* Set task: Output all lines exactly.

----- Dataset records -----

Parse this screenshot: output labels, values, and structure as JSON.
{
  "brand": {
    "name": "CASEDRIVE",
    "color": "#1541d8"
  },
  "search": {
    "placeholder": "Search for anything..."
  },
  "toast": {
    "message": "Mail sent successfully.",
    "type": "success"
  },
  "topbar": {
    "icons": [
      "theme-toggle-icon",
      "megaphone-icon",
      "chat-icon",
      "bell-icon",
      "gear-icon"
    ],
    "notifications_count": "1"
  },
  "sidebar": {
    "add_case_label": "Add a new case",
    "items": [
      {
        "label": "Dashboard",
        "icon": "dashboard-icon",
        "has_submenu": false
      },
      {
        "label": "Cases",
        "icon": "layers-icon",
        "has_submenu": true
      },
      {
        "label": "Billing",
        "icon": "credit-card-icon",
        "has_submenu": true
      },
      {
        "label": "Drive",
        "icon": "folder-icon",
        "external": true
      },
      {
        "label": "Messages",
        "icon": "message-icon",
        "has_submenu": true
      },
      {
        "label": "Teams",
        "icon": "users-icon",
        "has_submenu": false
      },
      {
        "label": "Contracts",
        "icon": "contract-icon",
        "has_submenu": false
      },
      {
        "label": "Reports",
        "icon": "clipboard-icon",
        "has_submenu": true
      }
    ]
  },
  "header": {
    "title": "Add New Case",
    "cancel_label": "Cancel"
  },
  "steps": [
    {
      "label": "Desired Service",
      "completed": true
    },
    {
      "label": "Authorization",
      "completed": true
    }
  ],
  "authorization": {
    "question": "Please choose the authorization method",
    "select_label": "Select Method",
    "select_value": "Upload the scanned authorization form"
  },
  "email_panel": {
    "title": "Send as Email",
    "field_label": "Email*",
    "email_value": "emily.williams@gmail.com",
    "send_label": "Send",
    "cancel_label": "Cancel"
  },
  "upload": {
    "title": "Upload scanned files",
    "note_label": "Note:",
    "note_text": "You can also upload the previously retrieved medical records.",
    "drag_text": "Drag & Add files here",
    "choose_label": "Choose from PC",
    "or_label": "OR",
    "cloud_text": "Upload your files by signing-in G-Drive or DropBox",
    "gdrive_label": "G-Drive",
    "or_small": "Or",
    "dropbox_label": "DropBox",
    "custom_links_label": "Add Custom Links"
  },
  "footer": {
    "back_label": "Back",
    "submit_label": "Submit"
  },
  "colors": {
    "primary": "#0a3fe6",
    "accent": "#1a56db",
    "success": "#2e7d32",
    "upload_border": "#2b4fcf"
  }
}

-----

* Task output:
Parse this screenshot: output labels, values, and structure as JSON.
{
  "brand": {
    "name": "CASEDRIVE",
    "color": "#1541d8"
  },
  "search": {
    "placeholder": "Search for anything..."
  },
  "toast": {
    "message": "Mail sent successfully.",
    "type": "success"
  },
  "topbar": {
    "icons": [
      "theme-toggle-icon",
      "megaphone-icon",
      "chat-icon",
      "bell-icon",
      "gear-icon"
    ],
    "notifications_count": "1"
  },
  "sidebar": {
    "add_case_label": "Add a new case",
    "items": [
      {
        "label": "Dashboard",
        "icon": "dashboard-icon",
        "has_submenu": false
      },
      {
        "label": "Cases",
        "icon": "layers-icon",
        "has_submenu": true
      },
      {
        "label": "Billing",
        "icon": "credit-card-icon",
        "has_submenu": true
      },
      {
        "label": "Drive",
        "icon": "folder-icon",
        "external": true
      },
      {
        "label": "Messages",
        "icon": "message-icon",
        "has_submenu": true
      },
      {
        "label": "Teams",
        "icon": "users-icon",
        "has_submenu": false
      },
      {
        "label": "Contracts",
        "icon": "contract-icon",
        "has_submenu": false
      },
      {
        "label": "Reports",
        "icon": "clipboard-icon",
        "has_submenu": true
      }
    ]
  },
  "header": {
    "title": "Add New Case",
    "cancel_label": "Cancel"
  },
  "steps": [
    {
      "label": "Desired Service",
      "completed": true
    },
    {
      "label": "Authorization",
      "completed": true
    }
  ],
  "authorization": {
    "question": "Please choose the authorization method",
    "select_label": "Select Method",
    "select_value": "Upload the scanned authorization form"
  },
  "email_panel": {
    "title": "Send as Email",
    "field_label": "Email*",
    "email_value": "emily.williams@gmail.com",
    "send_label": "Send",
    "cancel_label": "Cancel"
  },
  "upload": {
    "title": "Upload scanned files",
    "note_label": "Note:",
    "note_text": "You can also upload the previously retrieved medical records.",
    "drag_text": "Drag & Add files here",
    "choose_label": "Choose from PC",
    "or_label": "OR",
    "cloud_text": "Upload your files by signing-in G-Drive or DropBox",
    "gdrive_label": "G-Drive",
    "or_small": "Or",
    "dropbox_label": "DropBox",
    "custom_links_label": "Add Custom Links"
  },
  "footer": {
    "back_label": "Back",
    "submit_label": "Submit"
  },
  "colors": {
    "primary": "#0a3fe6",
    "accent": "#1a56db",
    "success": "#2e7d32",
    "upload_border": "#2b4fcf"
  }
}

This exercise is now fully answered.